● DIRECTION:
Retype the material word for word.

● MATERIAL TO PROCESS:
········
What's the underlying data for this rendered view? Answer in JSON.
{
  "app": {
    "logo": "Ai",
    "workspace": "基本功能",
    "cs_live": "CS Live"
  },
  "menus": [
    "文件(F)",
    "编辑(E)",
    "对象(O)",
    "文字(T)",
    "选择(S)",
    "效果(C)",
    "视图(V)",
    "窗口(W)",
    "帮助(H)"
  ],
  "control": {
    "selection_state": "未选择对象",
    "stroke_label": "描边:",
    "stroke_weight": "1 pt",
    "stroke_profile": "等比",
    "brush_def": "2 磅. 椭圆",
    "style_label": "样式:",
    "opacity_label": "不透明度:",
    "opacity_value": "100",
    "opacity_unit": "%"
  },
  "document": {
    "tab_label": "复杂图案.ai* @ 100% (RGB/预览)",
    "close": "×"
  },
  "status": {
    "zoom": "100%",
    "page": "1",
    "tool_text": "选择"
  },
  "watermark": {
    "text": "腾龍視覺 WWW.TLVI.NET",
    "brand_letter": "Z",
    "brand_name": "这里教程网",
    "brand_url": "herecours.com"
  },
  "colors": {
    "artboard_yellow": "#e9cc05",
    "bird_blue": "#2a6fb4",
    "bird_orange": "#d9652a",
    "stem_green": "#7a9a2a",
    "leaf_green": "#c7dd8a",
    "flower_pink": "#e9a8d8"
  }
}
········
● WRITTEN REPLY:
What's the underlying data for this rendered view? Answer in JSON.
{
  "app": {
    "logo": "Ai",
    "workspace": "基本功能",
    "cs_live": "CS Live"
  },
  "menus": [
    "文件(F)",
    "编辑(E)",
    "对象(O)",
    "文字(T)",
    "选择(S)",
    "效果(C)",
    "视图(V)",
    "窗口(W)",
    "帮助(H)"
  ],
  "control": {
    "selection_state": "未选择对象",
    "stroke_label": "描边:",
    "stroke_weight": "1 pt",
    "stroke_profile": "等比",
    "brush_def": "2 磅. 椭圆",
    "style_label": "样式:",
    "opacity_label": "不透明度:",
    "opacity_value": "100",
    "opacity_unit": "%"
  },
  "document": {
    "tab_label": "复杂图案.ai* @ 100% (RGB/预览)",
    "close": "×"
  },
  "status": {
    "zoom": "100%",
    "page": "1",
    "tool_text": "选择"
  },
  "watermark": {
    "text": "腾龍視覺 WWW.TLVI.NET",
    "brand_letter": "Z",
    "brand_name": "这里教程网",
    "brand_url": "herecours.com"
  },
  "colors": {
    "artboard_yellow": "#e9cc05",
    "bird_blue": "#2a6fb4",
    "bird_orange": "#d9652a",
    "stem_green": "#7a9a2a",
    "leaf_green": "#c7dd8a",
    "flower_pink": "#e9a8d8"
  }
}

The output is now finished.